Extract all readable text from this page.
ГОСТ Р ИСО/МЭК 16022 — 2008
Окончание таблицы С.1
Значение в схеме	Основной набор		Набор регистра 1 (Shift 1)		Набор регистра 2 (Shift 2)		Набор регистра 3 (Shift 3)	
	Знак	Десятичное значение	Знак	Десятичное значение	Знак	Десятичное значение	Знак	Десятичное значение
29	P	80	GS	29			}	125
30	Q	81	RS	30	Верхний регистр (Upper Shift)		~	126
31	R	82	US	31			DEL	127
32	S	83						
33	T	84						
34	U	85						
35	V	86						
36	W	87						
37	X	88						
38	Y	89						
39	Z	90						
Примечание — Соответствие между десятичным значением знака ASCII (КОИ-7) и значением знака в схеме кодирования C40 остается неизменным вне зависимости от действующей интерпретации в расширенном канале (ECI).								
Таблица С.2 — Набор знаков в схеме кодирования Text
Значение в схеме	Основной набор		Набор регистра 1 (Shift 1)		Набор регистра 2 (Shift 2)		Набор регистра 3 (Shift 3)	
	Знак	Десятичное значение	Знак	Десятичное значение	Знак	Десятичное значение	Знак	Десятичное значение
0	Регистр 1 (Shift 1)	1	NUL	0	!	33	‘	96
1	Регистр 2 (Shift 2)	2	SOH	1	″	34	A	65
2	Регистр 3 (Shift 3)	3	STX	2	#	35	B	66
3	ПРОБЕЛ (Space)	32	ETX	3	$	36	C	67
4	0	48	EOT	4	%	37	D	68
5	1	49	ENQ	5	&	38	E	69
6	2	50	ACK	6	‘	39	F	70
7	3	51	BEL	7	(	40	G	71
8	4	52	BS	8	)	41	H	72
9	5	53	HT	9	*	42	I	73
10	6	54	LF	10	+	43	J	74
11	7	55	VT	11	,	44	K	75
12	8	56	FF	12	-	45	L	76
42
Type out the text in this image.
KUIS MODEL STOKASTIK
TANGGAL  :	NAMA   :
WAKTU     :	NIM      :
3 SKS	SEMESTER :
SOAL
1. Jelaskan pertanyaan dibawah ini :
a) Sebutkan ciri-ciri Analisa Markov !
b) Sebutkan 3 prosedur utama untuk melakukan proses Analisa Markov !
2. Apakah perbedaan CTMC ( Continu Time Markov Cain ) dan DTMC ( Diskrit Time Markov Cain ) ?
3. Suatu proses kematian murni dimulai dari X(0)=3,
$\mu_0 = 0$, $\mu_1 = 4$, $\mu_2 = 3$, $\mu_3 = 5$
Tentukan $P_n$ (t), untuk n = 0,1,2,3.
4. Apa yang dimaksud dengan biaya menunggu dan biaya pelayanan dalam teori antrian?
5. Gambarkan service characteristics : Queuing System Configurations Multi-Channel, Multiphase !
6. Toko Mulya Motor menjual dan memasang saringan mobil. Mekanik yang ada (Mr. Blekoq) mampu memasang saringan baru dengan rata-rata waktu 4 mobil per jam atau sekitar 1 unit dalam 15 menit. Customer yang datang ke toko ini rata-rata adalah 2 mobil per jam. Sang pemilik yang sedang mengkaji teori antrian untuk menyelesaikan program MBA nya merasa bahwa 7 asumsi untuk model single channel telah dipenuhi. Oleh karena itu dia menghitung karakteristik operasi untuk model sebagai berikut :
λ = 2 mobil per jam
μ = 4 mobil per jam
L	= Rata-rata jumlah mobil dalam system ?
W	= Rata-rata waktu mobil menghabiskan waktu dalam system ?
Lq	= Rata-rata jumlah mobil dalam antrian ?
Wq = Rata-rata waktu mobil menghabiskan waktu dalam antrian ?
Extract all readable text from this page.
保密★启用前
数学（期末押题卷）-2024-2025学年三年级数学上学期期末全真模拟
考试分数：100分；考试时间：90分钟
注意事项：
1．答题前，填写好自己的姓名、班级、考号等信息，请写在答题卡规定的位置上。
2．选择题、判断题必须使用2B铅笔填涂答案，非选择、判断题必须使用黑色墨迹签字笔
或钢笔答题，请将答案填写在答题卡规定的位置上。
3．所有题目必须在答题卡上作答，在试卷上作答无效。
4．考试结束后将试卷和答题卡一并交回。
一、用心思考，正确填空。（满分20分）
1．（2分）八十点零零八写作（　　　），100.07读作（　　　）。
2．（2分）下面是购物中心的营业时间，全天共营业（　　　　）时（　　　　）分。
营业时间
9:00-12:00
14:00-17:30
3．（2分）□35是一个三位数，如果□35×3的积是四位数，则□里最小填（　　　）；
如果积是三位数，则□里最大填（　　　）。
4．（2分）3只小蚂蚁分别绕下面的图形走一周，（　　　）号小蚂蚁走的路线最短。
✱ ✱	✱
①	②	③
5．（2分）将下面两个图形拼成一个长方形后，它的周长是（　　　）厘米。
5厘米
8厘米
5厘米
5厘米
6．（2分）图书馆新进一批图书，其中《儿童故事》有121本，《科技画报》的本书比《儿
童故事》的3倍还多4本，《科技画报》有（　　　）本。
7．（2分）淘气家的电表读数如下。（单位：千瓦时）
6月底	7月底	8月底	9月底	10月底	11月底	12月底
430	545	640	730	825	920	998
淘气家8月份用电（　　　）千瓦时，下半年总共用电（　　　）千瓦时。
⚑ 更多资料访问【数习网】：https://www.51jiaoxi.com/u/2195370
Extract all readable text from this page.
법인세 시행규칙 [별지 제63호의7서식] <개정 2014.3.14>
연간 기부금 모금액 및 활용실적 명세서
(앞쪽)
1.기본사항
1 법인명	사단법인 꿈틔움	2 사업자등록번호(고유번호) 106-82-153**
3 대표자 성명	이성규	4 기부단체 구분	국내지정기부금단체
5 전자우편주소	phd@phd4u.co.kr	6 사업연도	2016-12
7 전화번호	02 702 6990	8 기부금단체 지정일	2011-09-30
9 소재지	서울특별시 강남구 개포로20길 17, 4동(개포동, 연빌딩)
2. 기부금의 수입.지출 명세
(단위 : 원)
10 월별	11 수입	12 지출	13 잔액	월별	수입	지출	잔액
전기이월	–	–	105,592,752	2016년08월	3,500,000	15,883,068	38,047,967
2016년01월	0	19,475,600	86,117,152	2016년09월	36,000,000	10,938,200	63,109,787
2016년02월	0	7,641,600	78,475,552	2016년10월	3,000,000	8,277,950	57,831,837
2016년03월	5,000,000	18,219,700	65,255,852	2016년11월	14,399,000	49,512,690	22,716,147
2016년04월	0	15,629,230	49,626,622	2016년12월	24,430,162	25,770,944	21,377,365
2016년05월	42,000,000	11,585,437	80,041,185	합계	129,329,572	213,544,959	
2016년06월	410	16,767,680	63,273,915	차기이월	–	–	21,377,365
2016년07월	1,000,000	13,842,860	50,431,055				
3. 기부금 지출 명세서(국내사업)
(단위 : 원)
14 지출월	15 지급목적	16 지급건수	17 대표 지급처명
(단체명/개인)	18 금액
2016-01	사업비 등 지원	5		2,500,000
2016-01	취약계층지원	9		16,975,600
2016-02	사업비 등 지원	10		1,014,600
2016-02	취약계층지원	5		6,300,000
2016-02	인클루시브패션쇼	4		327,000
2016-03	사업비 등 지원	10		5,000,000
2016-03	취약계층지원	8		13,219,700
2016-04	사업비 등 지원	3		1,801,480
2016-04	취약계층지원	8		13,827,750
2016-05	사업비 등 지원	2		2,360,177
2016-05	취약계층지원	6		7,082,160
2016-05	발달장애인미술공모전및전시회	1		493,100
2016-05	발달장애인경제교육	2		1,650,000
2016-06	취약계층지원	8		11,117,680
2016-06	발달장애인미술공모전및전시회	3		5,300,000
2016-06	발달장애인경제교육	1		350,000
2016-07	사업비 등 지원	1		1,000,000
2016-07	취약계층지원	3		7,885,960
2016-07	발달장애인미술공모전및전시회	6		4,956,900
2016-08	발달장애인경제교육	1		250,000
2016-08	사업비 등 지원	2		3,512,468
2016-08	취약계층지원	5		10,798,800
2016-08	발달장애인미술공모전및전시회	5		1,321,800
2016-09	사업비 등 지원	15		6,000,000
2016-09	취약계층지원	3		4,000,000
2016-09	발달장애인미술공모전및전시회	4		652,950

..........

* Stated task *
In the lines above, locate the string "кодирования". Copy every line where it occurs.

* Answer to this problem *
Примечание — Соответствие между десятичным значением знака ASCII (КОИ-7) и значением знака в схеме кодирования C40 остается неизменным вне зависимости от действующей интерпретации в расширенном канале (ECI).								
Таблица С.2 — Набор знаков в схеме кодирования Text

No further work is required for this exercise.